Here are some records; copy every line that holds the word "ZAKRESIE".

===

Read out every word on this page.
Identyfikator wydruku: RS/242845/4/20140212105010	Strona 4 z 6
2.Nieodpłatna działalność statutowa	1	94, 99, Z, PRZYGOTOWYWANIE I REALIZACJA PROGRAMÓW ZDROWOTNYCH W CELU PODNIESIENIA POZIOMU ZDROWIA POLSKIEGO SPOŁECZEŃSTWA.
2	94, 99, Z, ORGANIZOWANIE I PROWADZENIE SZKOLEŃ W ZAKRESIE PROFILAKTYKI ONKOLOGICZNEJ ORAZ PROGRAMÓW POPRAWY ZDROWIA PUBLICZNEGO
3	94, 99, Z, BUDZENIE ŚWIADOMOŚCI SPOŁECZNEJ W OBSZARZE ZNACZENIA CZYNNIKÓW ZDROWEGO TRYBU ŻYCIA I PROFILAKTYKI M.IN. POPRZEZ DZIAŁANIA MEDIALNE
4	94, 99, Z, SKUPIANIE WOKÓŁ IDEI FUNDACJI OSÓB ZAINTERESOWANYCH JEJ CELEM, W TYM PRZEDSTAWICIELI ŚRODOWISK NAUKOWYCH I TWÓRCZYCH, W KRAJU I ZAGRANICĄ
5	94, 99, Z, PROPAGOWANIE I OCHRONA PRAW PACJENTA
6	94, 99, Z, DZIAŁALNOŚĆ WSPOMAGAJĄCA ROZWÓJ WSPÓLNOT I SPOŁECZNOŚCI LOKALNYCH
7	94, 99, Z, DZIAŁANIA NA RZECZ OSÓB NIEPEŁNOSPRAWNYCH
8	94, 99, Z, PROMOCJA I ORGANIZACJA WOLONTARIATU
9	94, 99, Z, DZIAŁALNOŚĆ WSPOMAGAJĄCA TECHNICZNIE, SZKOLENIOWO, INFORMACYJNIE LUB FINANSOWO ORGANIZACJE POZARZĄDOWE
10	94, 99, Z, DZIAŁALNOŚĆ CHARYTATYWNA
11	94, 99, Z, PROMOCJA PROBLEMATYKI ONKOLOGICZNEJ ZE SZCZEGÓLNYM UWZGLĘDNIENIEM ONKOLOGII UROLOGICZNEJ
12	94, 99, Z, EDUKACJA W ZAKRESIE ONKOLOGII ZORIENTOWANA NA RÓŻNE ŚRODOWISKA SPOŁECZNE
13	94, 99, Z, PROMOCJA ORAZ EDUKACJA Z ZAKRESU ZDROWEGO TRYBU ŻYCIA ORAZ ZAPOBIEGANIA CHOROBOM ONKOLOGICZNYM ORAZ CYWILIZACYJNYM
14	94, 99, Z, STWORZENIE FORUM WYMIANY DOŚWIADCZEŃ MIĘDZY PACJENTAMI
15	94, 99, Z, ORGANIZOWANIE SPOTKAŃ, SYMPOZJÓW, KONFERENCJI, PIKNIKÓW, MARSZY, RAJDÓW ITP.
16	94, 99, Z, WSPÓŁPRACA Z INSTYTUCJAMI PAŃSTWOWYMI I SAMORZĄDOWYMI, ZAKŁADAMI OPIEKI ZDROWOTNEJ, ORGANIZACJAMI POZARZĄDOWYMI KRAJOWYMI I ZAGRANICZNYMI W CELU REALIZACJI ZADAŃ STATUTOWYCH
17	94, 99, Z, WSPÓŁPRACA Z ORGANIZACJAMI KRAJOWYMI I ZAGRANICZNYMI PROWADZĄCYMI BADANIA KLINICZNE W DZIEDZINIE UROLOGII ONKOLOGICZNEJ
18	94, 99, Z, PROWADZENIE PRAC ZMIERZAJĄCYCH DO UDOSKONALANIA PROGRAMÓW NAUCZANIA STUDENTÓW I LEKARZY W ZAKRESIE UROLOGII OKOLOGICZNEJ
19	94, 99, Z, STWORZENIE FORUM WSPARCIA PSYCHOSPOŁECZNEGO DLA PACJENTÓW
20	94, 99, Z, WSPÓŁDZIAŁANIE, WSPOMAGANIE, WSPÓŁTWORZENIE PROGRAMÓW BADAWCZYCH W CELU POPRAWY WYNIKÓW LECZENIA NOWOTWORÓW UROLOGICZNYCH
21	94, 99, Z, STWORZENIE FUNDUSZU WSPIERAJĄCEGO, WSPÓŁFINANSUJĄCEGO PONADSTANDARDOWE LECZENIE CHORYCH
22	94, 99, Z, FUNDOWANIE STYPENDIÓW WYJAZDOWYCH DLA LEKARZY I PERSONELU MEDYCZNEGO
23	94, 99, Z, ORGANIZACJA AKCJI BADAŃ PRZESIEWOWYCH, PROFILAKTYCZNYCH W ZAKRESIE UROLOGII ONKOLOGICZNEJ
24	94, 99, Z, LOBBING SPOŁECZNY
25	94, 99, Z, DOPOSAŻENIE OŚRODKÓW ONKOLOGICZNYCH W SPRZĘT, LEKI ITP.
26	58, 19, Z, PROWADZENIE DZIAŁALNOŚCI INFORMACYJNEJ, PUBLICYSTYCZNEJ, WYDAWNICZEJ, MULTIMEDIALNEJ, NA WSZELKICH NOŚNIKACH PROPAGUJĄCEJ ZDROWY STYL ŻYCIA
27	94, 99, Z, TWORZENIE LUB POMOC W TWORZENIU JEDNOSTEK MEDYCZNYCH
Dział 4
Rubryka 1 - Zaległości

===

**RESULT OF THIS EXERCISE:**
2	94, 99, Z, ORGANIZOWANIE I PROWADZENIE SZKOLEŃ W ZAKRESIE PROFILAKTYKI ONKOLOGICZNEJ ORAZ PROGRAMÓW POPRAWY ZDROWIA PUBLICZNEGO
12	94, 99, Z, EDUKACJA W ZAKRESIE ONKOLOGII ZORIENTOWANA NA RÓŻNE ŚRODOWISKA SPOŁECZNE
18	94, 99, Z, PROWADZENIE PRAC ZMIERZAJĄCYCH DO UDOSKONALANIA PROGRAMÓW NAUCZANIA STUDENTÓW I LEKARZY W ZAKRESIE UROLOGII OKOLOGICZNEJ
23	94, 99, Z, ORGANIZACJA AKCJI BADAŃ PRZESIEWOWYCH, PROFILAKTYCZNYCH W ZAKRESIE UROLOGII ONKOLOGICZNEJ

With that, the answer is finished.